§ **Task to carry out**
Each line that holds the word "Dollar" counts once; report how many lines do so and nothing else.

Data records:
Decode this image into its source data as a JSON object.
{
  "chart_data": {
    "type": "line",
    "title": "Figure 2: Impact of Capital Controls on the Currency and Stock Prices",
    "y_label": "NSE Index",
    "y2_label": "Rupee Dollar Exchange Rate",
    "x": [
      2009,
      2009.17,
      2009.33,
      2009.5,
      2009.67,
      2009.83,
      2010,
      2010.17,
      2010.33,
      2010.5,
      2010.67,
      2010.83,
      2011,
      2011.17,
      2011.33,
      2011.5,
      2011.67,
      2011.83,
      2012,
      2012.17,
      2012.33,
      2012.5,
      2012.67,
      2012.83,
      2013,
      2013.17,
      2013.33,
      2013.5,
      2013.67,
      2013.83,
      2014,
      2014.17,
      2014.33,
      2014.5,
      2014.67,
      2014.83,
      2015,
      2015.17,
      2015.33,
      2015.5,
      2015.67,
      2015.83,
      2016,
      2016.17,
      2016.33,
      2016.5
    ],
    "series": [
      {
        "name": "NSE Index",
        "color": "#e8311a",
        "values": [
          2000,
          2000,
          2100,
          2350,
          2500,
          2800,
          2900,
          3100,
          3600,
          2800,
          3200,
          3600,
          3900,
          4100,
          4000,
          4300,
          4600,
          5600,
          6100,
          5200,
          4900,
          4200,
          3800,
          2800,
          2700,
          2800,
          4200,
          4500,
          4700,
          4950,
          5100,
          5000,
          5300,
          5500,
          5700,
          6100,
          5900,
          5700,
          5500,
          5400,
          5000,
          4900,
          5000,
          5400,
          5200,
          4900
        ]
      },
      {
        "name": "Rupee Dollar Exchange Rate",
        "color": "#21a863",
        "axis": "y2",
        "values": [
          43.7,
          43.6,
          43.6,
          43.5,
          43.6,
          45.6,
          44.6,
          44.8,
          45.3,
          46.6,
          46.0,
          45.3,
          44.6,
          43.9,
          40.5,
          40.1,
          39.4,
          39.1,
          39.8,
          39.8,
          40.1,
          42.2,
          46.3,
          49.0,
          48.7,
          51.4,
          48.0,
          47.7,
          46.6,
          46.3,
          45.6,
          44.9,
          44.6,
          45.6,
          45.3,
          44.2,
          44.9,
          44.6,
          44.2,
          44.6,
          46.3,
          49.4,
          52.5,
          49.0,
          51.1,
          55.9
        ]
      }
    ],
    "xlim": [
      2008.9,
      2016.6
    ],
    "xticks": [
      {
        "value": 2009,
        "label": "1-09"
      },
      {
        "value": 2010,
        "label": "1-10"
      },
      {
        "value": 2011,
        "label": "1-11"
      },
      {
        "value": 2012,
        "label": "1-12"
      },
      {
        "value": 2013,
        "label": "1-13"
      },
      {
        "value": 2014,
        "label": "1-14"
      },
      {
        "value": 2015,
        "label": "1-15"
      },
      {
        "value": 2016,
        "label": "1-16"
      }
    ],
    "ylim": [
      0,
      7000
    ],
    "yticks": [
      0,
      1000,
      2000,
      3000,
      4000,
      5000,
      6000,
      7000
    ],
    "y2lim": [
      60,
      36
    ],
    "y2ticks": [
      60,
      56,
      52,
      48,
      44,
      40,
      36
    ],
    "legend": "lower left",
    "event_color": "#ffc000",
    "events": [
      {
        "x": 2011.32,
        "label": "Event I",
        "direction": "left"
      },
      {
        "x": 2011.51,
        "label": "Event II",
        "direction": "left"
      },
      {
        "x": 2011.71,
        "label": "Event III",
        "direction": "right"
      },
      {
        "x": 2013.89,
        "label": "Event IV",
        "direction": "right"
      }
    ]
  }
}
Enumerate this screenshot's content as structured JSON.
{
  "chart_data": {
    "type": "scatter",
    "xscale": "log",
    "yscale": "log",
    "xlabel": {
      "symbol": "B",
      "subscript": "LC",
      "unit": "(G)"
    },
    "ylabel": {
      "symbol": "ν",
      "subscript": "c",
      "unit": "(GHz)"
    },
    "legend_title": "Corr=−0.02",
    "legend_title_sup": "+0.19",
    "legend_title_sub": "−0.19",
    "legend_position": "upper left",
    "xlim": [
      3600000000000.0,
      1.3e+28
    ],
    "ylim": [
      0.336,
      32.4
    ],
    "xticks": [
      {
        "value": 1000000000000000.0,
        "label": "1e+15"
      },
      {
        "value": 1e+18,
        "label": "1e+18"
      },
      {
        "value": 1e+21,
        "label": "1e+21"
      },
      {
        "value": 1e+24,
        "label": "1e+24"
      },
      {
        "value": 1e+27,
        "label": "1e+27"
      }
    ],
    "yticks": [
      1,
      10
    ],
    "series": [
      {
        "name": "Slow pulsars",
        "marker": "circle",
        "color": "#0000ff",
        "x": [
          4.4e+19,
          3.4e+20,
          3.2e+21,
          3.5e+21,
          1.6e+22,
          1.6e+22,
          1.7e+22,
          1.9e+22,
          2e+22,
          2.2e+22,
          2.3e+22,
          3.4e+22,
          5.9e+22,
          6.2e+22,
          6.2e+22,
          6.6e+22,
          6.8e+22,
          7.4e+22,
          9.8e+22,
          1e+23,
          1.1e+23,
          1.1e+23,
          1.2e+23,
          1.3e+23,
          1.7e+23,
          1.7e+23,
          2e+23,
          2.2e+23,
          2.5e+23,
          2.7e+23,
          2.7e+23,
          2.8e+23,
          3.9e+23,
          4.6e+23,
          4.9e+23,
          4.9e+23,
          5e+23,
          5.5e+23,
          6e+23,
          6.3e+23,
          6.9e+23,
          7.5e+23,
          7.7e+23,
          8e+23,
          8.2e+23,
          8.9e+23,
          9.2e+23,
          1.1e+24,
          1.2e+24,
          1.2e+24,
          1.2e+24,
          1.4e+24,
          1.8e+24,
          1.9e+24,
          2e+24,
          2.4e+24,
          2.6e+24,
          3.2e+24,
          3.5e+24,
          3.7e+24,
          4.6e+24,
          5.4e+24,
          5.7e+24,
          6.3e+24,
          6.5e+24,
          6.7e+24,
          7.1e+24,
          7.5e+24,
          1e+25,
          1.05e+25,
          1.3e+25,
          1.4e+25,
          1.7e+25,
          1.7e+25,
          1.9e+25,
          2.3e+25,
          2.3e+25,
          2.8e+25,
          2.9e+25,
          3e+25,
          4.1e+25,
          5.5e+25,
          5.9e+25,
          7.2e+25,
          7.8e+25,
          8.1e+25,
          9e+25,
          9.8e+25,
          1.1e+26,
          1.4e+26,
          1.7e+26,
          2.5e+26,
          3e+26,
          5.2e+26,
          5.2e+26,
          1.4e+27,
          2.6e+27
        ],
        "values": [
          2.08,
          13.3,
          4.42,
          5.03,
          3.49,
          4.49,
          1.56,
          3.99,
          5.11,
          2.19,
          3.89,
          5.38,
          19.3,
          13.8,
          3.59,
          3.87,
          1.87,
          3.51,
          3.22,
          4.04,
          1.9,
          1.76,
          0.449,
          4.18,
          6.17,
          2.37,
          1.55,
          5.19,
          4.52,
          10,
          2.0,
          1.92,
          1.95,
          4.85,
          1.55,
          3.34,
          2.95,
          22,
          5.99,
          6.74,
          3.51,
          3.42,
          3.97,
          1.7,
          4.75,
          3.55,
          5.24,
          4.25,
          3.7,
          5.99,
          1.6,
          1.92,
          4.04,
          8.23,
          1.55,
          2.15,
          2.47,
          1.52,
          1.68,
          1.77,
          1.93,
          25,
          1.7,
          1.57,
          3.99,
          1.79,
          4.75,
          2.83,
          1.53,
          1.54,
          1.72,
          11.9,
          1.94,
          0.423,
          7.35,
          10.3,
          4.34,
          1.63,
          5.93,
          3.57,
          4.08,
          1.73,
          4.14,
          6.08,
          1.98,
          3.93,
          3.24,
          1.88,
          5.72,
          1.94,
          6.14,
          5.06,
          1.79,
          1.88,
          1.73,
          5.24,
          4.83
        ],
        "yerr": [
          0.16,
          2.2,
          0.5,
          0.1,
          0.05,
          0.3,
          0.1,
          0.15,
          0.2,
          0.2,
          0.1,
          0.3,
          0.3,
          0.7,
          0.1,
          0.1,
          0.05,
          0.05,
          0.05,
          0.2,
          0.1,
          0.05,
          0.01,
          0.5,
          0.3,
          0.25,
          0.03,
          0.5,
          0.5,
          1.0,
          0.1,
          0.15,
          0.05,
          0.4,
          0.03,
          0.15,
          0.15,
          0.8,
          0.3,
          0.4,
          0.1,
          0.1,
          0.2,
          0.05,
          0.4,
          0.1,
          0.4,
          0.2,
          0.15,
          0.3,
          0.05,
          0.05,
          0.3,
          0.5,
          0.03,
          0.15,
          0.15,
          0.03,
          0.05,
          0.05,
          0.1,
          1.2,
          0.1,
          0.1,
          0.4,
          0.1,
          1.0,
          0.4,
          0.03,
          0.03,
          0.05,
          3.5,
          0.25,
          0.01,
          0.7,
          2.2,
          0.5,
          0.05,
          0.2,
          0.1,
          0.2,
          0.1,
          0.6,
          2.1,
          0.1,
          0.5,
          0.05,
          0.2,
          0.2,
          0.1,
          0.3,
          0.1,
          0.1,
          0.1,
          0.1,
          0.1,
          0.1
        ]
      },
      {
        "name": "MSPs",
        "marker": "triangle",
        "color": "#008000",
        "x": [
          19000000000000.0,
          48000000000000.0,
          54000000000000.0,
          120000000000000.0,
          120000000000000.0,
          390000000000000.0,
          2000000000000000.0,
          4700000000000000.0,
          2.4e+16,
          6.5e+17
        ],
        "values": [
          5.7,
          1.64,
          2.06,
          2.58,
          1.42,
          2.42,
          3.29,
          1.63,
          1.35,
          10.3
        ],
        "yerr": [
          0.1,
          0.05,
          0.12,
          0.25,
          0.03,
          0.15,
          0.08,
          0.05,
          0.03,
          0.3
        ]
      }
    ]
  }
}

§ **Complete answer**
2